[Dataset rows]
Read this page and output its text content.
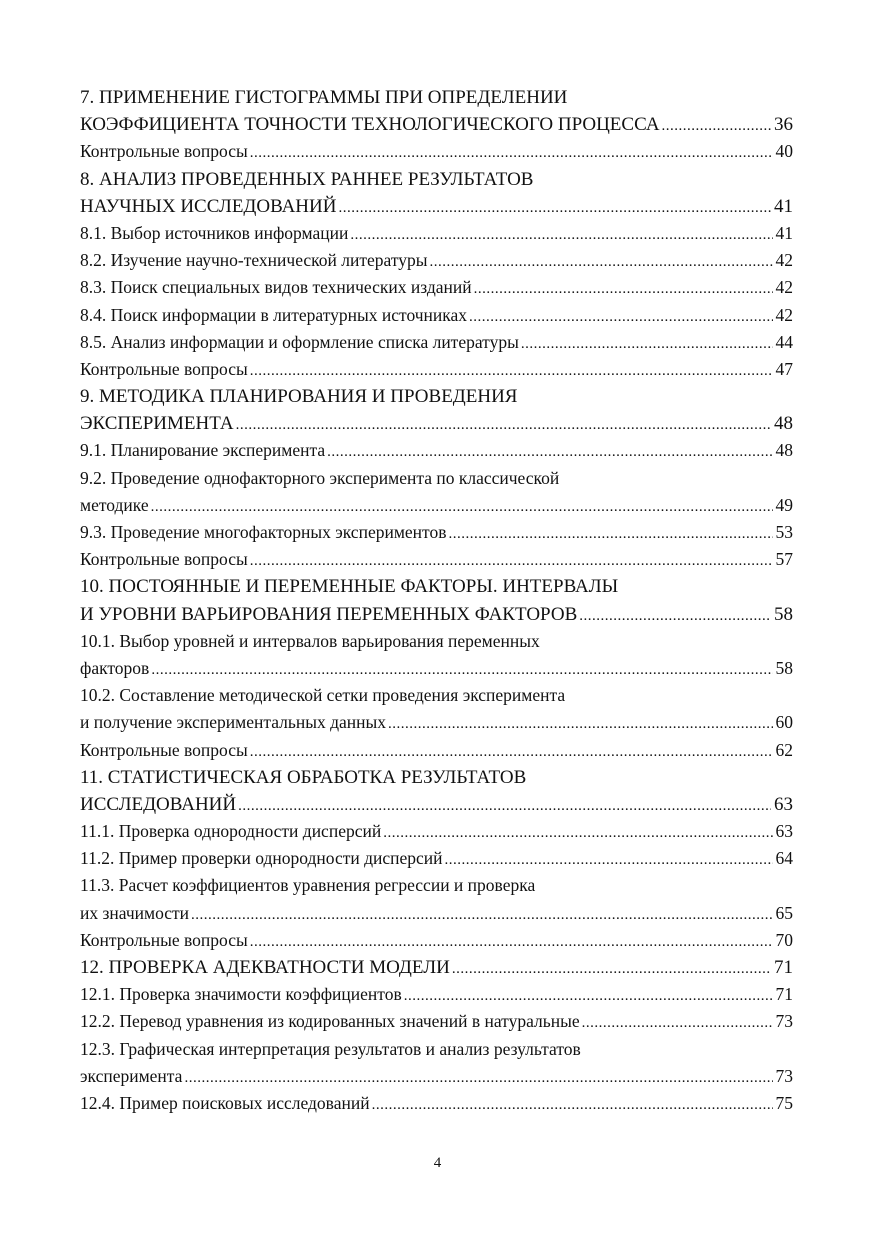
7. ПРИМЕНЕНИЕ ГИСТОГРАММЫ ПРИ ОПРЕДЕЛЕНИИ
КОЭФФИЦИЕНТА ТОЧНОСТИ ТЕХНОЛОГИЧЕСКОГО ПРОЦЕССА .....	36
Контрольные вопросы .....	40
8. АНАЛИЗ ПРОВЕДЕННЫХ РАННЕЕ РЕЗУЛЬТАТОВ
НАУЧНЫХ ИССЛЕДОВАНИЙ .....	41
8.1. Выбор источников информации .....	41
8.2. Изучение научно-технической литературы .....	42
8.3. Поиск специальных видов технических изданий .....	42
8.4. Поиск информации в литературных источниках .....	42
8.5. Анализ информации и оформление списка литературы .....	44
Контрольные вопросы .....	47
9. МЕТОДИКА ПЛАНИРОВАНИЯ И ПРОВЕДЕНИЯ
ЭКСПЕРИМЕНТА .....	48
9.1. Планирование эксперимента .....	48
9.2. Проведение однофакторного эксперимента по классической
методике .....	49
9.3. Проведение многофакторных экспериментов .....	53
Контрольные вопросы .....	57
10. ПОСТОЯННЫЕ И ПЕРЕМЕННЫЕ ФАКТОРЫ. ИНТЕРВАЛЫ
И УРОВНИ ВАРЬИРОВАНИЯ ПЕРЕМЕННЫХ ФАКТОРОВ .....	58
10.1. Выбор уровней и интервалов варьирования переменных
факторов .....	58
10.2. Составление методической сетки проведения эксперимента
и получение экспериментальных данных .....	60
Контрольные вопросы .....	62
11. СТАТИСТИЧЕСКАЯ ОБРАБОТКА РЕЗУЛЬТАТОВ
ИССЛЕДОВАНИЙ .....	63
11.1. Проверка однородности дисперсий .....	63
11.2. Пример проверки однородности дисперсий .....	64
11.3. Расчет коэффициентов уравнения регрессии и проверка
их значимости .....	65
Контрольные вопросы .....	70
12. ПРОВЕРКА АДЕКВАТНОСТИ МОДЕЛИ .....	71
12.1. Проверка значимости коэффициентов .....	71
12.2. Перевод уравнения из кодированных значений в натуральные .....	73
12.3. Графическая интерпретация результатов и анализ результатов
эксперимента .....	73
12.4. Пример поисковых исследований .....	75
4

Objective » Return all of the data exactly as written, and drop the pictures.

Full solution »
Read this page and output its text content.
7. ПРИМЕНЕНИЕ ГИСТОГРАММЫ ПРИ ОПРЕДЕЛЕНИИ
КОЭФФИЦИЕНТА ТОЧНОСТИ ТЕХНОЛОГИЧЕСКОГО ПРОЦЕССА .....	36
Контрольные вопросы .....	40
8. АНАЛИЗ ПРОВЕДЕННЫХ РАННЕЕ РЕЗУЛЬТАТОВ
НАУЧНЫХ ИССЛЕДОВАНИЙ .....	41
8.1. Выбор источников информации .....	41
8.2. Изучение научно-технической литературы .....	42
8.3. Поиск специальных видов технических изданий .....	42
8.4. Поиск информации в литературных источниках .....	42
8.5. Анализ информации и оформление списка литературы .....	44
Контрольные вопросы .....	47
9. МЕТОДИКА ПЛАНИРОВАНИЯ И ПРОВЕДЕНИЯ
ЭКСПЕРИМЕНТА .....	48
9.1. Планирование эксперимента .....	48
9.2. Проведение однофакторного эксперимента по классической
методике .....	49
9.3. Проведение многофакторных экспериментов .....	53
Контрольные вопросы .....	57
10. ПОСТОЯННЫЕ И ПЕРЕМЕННЫЕ ФАКТОРЫ. ИНТЕРВАЛЫ
И УРОВНИ ВАРЬИРОВАНИЯ ПЕРЕМЕННЫХ ФАКТОРОВ .....	58
10.1. Выбор уровней и интервалов варьирования переменных
факторов .....	58
10.2. Составление методической сетки проведения эксперимента
и получение экспериментальных данных .....	60
Контрольные вопросы .....	62
11. СТАТИСТИЧЕСКАЯ ОБРАБОТКА РЕЗУЛЬТАТОВ
ИССЛЕДОВАНИЙ .....	63
11.1. Проверка однородности дисперсий .....	63
11.2. Пример проверки однородности дисперсий .....	64
11.3. Расчет коэффициентов уравнения регрессии и проверка
их значимости .....	65
Контрольные вопросы .....	70
12. ПРОВЕРКА АДЕКВАТНОСТИ МОДЕЛИ .....	71
12.1. Проверка значимости коэффициентов .....	71
12.2. Перевод уравнения из кодированных значений в натуральные .....	73
12.3. Графическая интерпретация результатов и анализ результатов
эксперимента .....	73
12.4. Пример поисковых исследований .....	75
4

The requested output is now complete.